= Goal =
Separate out the lines that hold "APPLY".

———

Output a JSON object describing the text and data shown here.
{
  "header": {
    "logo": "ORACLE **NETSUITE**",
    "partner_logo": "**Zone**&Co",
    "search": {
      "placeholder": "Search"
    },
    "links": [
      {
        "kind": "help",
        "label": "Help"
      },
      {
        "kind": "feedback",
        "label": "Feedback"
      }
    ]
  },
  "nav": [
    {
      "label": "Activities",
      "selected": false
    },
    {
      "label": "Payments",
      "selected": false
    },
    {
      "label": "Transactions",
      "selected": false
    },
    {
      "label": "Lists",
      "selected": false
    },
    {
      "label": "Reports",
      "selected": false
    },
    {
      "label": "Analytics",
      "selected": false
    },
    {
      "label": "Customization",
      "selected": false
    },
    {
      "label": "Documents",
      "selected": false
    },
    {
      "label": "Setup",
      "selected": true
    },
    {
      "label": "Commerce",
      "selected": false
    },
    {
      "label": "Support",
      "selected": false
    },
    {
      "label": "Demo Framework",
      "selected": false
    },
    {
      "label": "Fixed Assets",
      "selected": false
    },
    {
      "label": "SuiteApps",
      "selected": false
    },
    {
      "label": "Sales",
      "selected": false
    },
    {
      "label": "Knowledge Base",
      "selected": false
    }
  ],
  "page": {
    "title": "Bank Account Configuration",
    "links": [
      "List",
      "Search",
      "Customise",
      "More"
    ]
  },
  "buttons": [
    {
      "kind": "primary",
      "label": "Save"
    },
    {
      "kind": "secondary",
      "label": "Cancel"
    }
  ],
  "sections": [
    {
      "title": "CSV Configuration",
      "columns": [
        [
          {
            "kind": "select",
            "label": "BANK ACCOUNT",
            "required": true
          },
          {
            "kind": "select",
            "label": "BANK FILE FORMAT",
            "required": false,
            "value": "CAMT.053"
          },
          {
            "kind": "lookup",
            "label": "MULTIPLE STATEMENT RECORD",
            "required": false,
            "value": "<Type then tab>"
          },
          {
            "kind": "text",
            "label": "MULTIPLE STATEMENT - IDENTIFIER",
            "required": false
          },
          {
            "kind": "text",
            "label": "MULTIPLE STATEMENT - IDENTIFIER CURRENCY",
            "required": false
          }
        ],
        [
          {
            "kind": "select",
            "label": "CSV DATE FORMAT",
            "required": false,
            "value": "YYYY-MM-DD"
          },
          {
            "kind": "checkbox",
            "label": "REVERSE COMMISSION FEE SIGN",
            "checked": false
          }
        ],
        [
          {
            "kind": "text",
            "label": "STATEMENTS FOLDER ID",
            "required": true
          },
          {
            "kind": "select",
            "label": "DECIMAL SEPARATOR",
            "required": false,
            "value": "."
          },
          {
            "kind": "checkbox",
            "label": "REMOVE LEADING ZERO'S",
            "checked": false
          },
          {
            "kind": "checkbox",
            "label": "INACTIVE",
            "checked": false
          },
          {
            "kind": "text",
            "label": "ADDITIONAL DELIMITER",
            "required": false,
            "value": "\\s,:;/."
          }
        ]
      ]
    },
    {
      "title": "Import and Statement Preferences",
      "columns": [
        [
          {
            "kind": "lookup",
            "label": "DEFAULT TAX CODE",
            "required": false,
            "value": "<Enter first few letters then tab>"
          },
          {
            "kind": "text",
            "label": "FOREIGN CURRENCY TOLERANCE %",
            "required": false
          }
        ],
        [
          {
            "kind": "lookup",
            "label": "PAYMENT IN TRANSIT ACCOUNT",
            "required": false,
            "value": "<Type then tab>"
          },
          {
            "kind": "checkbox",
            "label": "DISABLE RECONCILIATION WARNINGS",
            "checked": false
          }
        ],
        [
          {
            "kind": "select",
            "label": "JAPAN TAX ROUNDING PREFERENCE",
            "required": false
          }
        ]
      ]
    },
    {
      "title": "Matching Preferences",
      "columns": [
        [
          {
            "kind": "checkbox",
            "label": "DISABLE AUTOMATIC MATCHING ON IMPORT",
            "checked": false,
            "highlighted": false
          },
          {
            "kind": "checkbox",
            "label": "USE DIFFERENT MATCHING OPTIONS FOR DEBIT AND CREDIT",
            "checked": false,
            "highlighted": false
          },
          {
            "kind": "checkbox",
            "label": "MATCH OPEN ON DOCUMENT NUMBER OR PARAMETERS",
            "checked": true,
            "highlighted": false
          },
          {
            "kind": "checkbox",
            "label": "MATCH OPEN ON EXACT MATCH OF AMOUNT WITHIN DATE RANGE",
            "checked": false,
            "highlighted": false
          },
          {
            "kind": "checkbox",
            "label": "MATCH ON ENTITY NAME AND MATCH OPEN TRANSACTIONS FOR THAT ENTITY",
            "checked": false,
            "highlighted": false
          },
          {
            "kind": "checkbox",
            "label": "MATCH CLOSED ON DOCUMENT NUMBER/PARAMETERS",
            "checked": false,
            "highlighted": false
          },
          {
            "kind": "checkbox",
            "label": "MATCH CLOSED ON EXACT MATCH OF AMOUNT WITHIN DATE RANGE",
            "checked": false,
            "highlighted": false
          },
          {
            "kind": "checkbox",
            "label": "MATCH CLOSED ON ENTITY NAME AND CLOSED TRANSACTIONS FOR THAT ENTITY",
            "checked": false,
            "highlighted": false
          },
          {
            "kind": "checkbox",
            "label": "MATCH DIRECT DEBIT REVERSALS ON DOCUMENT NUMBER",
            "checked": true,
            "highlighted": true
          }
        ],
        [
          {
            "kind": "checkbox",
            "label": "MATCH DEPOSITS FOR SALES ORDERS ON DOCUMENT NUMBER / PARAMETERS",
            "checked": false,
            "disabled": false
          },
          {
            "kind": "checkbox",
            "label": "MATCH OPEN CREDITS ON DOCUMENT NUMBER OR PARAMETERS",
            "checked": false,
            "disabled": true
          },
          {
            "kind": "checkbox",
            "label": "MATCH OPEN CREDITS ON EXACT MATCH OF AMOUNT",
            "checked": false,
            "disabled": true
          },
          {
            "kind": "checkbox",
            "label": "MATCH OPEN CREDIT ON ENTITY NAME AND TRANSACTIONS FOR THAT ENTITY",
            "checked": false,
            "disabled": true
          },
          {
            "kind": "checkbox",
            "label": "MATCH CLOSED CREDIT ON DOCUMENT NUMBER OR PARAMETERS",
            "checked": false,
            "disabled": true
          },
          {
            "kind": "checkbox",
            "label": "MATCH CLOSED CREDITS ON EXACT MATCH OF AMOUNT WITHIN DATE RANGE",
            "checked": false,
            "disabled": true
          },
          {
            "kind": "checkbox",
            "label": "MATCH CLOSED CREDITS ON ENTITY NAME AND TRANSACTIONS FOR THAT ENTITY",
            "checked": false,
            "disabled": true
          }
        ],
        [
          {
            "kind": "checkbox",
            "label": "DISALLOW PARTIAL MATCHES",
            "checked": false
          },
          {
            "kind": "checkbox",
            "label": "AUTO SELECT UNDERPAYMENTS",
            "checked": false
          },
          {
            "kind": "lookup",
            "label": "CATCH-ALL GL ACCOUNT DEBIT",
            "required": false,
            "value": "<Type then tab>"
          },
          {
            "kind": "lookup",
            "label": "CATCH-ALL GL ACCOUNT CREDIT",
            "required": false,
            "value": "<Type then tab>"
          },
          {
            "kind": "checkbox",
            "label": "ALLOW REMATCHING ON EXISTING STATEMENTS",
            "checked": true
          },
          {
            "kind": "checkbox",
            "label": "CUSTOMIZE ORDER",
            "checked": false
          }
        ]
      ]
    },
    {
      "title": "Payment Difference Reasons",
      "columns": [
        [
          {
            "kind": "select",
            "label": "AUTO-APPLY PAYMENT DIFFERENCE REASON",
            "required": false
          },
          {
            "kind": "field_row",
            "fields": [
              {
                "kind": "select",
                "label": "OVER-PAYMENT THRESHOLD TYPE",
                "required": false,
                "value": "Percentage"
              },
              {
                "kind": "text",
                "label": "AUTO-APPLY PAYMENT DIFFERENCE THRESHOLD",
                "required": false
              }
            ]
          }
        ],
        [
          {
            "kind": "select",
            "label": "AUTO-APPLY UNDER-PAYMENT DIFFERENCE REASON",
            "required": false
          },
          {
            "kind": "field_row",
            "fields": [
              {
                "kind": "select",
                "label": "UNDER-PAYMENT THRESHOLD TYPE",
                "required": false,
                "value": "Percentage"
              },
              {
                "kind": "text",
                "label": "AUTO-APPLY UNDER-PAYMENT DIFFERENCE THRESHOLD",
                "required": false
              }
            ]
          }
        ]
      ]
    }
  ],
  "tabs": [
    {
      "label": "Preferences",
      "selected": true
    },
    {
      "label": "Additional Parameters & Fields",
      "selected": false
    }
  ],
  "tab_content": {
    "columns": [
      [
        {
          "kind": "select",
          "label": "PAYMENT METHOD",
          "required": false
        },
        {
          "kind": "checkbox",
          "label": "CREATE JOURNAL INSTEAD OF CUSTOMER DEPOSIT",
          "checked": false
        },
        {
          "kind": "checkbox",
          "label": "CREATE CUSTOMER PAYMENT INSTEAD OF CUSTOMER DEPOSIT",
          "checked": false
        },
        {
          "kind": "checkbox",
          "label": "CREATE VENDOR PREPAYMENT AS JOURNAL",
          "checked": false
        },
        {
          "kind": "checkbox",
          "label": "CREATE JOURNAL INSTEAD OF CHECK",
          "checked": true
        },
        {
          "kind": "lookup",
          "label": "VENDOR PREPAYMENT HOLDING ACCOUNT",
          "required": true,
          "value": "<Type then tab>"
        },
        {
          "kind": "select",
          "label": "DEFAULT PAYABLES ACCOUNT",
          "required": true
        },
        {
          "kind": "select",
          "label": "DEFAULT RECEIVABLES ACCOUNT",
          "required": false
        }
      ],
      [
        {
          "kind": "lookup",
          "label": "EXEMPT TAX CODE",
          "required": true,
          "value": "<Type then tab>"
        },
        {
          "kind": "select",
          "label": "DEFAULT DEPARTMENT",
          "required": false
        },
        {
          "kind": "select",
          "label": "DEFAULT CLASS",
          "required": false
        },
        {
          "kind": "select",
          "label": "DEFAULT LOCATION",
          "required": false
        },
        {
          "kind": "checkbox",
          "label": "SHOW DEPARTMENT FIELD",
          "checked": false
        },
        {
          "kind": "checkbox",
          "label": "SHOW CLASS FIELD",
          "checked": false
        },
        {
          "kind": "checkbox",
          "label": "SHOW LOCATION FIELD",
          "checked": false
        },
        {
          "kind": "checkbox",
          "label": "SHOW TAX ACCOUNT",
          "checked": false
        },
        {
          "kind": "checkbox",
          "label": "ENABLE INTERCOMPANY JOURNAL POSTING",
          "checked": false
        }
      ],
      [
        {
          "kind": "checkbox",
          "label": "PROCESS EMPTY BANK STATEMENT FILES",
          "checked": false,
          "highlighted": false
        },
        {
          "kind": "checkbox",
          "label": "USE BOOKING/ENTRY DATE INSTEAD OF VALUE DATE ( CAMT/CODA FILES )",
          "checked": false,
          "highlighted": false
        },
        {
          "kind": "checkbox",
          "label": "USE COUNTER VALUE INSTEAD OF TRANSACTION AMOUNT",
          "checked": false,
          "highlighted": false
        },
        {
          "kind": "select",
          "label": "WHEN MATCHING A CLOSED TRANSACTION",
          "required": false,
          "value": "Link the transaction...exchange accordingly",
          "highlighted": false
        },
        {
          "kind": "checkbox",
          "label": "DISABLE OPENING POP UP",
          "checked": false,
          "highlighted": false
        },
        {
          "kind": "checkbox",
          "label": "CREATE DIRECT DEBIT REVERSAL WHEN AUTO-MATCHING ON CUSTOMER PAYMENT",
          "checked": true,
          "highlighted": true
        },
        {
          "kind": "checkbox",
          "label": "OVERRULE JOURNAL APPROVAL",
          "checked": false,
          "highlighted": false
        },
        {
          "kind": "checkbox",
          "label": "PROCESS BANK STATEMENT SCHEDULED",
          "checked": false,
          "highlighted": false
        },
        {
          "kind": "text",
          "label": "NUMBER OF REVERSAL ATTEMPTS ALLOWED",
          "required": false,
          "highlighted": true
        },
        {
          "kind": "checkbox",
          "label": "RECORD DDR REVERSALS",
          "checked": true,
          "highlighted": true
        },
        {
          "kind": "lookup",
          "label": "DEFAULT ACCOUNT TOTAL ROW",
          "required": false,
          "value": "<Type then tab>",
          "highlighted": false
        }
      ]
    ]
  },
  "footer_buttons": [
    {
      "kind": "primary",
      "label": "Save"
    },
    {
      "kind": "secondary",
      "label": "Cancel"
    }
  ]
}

———

= Exercise solution =
            "label": "AUTO-APPLY PAYMENT DIFFERENCE REASON",
                "label": "AUTO-APPLY PAYMENT DIFFERENCE THRESHOLD",
            "label": "AUTO-APPLY UNDER-PAYMENT DIFFERENCE REASON",
                "label": "AUTO-APPLY UNDER-PAYMENT DIFFERENCE THRESHOLD",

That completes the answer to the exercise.